[start Items]
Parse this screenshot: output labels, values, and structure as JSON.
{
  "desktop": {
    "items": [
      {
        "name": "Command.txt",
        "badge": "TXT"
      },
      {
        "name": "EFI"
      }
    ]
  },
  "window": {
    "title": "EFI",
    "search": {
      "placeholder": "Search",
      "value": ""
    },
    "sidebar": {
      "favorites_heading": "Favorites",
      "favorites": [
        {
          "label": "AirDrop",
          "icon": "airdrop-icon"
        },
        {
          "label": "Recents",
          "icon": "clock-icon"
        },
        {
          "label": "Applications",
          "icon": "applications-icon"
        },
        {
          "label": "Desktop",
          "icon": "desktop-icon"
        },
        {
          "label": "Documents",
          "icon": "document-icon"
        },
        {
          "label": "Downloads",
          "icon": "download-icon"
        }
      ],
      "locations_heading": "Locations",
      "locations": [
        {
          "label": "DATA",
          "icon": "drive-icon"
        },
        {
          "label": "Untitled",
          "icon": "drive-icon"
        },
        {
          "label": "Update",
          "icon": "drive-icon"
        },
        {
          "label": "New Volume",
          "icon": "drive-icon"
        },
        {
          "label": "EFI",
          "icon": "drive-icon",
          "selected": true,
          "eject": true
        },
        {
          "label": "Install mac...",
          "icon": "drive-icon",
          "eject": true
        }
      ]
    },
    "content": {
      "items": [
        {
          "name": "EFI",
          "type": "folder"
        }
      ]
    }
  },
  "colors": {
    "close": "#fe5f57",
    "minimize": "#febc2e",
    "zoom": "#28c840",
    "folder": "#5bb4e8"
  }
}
[end Items]
**Written problem**
Every entry should be printed again exactly as written.

**Result for this task**
Parse this screenshot: output labels, values, and structure as JSON.
{
  "desktop": {
    "items": [
      {
        "name": "Command.txt",
        "badge": "TXT"
      },
      {
        "name": "EFI"
      }
    ]
  },
  "window": {
    "title": "EFI",
    "search": {
      "placeholder": "Search",
      "value": ""
    },
    "sidebar": {
      "favorites_heading": "Favorites",
      "favorites": [
        {
          "label": "AirDrop",
          "icon": "airdrop-icon"
        },
        {
          "label": "Recents",
          "icon": "clock-icon"
        },
        {
          "label": "Applications",
          "icon": "applications-icon"
        },
        {
          "label": "Desktop",
          "icon": "desktop-icon"
        },
        {
          "label": "Documents",
          "icon": "document-icon"
        },
        {
          "label": "Downloads",
          "icon": "download-icon"
        }
      ],
      "locations_heading": "Locations",
      "locations": [
        {
          "label": "DATA",
          "icon": "drive-icon"
        },
        {
          "label": "Untitled",
          "icon": "drive-icon"
        },
        {
          "label": "Update",
          "icon": "drive-icon"
        },
        {
          "label": "New Volume",
          "icon": "drive-icon"
        },
        {
          "label": "EFI",
          "icon": "drive-icon",
          "selected": true,
          "eject": true
        },
        {
          "label": "Install mac...",
          "icon": "drive-icon",
          "eject": true
        }
      ]
    },
    "content": {
      "items": [
        {
          "name": "EFI",
          "type": "folder"
        }
      ]
    }
  },
  "colors": {
    "close": "#fe5f57",
    "minimize": "#febc2e",
    "zoom": "#28c840",
    "folder": "#5bb4e8"
  }
}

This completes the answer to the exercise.